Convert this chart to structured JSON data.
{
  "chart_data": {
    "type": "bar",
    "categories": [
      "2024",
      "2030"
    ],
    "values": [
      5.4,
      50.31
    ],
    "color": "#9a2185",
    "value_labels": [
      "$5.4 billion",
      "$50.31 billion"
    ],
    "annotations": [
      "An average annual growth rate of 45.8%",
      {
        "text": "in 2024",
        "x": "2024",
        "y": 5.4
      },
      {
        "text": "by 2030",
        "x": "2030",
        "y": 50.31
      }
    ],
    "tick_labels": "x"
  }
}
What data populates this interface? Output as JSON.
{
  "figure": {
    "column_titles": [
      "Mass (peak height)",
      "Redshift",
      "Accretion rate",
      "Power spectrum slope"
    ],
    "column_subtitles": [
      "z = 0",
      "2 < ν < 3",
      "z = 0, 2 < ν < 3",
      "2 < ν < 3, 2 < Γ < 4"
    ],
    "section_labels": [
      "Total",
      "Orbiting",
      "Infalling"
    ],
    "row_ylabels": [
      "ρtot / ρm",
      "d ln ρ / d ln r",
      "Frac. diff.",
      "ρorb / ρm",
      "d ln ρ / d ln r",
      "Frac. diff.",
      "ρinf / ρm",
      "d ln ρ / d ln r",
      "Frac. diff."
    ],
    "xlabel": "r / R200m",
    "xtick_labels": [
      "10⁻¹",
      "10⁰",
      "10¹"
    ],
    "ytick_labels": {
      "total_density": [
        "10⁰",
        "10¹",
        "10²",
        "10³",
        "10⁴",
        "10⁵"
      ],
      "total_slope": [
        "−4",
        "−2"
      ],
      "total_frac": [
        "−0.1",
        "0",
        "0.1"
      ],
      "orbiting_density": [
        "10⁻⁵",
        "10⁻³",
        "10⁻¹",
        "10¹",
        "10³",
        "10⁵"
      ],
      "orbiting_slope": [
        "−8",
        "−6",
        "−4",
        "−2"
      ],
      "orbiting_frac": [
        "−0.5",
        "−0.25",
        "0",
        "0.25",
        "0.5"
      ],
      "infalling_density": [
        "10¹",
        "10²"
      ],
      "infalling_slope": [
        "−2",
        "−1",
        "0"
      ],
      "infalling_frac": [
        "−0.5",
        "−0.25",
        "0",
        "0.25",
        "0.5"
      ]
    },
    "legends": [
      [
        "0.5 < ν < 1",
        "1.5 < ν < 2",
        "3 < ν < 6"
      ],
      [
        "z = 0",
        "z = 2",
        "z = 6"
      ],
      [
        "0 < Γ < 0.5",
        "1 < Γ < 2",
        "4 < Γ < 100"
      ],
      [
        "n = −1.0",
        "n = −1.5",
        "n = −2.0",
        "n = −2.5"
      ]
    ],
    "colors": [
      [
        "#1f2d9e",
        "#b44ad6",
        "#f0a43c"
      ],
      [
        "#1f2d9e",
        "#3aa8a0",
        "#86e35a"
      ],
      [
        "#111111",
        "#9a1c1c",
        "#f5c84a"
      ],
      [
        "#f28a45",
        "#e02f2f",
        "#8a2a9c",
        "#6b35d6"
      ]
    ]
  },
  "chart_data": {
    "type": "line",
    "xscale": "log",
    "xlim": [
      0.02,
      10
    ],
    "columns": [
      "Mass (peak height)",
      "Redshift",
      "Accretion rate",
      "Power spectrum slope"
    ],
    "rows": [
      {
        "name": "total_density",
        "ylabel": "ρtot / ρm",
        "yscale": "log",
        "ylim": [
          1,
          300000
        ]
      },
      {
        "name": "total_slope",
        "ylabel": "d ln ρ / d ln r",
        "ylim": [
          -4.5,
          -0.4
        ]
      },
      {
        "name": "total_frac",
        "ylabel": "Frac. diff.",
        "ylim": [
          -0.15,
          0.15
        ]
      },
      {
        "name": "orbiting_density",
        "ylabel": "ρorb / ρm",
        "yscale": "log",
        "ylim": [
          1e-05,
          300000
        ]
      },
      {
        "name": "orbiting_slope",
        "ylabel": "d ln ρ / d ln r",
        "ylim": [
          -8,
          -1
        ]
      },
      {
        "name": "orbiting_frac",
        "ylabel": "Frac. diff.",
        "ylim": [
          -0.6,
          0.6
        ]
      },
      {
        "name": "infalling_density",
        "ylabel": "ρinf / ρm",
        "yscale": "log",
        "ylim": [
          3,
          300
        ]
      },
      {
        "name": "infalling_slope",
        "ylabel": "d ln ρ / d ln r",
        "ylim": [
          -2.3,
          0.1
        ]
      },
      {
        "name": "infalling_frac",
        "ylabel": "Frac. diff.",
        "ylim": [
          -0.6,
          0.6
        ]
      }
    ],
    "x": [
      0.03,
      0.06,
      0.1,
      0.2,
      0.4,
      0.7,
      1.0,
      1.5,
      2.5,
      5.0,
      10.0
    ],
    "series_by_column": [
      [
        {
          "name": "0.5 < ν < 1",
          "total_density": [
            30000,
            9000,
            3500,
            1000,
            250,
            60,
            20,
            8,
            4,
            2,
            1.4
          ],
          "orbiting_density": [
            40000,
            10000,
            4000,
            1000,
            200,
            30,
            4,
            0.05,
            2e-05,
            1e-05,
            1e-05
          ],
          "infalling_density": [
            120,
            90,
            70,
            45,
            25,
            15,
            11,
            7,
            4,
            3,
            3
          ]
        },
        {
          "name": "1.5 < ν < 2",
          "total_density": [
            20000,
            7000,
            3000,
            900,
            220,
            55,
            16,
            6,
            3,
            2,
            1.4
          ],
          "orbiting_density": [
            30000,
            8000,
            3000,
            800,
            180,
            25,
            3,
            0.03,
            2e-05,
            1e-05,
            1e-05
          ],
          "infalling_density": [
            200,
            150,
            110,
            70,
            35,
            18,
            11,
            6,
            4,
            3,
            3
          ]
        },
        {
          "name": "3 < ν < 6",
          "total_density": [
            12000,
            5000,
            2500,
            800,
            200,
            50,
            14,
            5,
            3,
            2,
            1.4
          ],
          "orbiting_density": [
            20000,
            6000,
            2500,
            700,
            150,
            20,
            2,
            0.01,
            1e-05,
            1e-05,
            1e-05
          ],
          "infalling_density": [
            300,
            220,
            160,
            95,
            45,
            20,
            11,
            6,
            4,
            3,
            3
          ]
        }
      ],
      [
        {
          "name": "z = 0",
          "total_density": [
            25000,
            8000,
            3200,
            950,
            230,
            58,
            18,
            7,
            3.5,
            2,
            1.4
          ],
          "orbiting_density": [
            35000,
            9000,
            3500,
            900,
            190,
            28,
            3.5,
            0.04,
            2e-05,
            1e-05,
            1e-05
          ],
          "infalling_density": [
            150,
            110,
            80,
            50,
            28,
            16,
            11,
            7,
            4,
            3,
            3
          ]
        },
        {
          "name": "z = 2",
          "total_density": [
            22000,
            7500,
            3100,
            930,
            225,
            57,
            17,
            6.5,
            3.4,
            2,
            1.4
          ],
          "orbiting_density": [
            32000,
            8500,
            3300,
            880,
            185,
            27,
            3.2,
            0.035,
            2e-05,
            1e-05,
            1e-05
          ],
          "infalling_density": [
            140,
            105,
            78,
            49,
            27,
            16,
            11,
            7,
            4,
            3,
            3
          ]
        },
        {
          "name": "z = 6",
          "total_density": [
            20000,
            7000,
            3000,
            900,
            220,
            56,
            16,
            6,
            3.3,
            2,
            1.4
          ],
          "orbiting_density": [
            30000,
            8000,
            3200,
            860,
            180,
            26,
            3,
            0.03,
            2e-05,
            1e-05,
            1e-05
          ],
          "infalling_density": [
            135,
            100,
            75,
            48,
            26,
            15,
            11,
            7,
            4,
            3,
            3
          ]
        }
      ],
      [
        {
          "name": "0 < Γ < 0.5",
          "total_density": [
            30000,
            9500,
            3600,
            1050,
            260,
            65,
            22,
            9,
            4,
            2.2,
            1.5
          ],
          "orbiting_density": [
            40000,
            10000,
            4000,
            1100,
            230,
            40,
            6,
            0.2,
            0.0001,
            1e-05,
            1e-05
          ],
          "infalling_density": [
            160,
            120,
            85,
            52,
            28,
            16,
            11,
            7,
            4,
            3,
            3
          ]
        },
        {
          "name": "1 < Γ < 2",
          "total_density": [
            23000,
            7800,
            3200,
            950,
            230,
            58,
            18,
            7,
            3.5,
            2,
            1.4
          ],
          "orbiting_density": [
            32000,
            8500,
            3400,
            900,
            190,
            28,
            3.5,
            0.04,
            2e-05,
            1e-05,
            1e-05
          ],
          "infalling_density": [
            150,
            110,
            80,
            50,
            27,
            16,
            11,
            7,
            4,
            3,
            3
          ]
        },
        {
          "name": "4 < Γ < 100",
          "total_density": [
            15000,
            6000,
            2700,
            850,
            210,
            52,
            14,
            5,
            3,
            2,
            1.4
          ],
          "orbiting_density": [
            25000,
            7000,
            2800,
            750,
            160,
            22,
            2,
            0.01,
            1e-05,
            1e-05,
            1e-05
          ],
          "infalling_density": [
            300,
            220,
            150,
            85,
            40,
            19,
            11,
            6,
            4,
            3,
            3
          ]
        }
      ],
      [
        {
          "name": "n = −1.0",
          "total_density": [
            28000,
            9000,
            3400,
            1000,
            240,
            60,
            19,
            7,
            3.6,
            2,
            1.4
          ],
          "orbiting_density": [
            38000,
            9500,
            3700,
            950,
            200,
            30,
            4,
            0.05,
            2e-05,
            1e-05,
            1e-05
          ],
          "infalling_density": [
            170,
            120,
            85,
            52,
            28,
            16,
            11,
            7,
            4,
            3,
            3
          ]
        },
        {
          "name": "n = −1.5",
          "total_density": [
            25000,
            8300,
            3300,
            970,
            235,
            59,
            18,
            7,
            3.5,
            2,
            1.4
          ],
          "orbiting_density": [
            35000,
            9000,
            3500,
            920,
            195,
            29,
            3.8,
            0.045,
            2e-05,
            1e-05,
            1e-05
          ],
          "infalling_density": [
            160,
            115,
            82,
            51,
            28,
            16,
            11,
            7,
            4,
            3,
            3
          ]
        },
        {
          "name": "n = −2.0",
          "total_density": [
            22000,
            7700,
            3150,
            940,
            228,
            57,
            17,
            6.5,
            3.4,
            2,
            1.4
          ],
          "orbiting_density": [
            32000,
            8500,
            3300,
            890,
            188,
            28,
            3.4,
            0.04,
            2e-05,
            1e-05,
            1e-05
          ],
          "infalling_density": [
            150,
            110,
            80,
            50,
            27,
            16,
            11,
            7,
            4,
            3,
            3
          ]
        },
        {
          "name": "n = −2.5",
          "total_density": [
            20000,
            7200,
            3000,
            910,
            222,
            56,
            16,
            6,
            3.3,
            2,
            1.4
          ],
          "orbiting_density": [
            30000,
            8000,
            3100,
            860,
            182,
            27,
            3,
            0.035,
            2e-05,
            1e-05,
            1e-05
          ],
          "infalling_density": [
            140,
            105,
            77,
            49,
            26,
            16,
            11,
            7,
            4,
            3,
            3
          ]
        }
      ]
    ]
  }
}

### Task goal
Extract every line from the records above that contains the word "JSON".

### Complete output
Convert this chart to structured JSON data.
What data populates this interface? Output as JSON.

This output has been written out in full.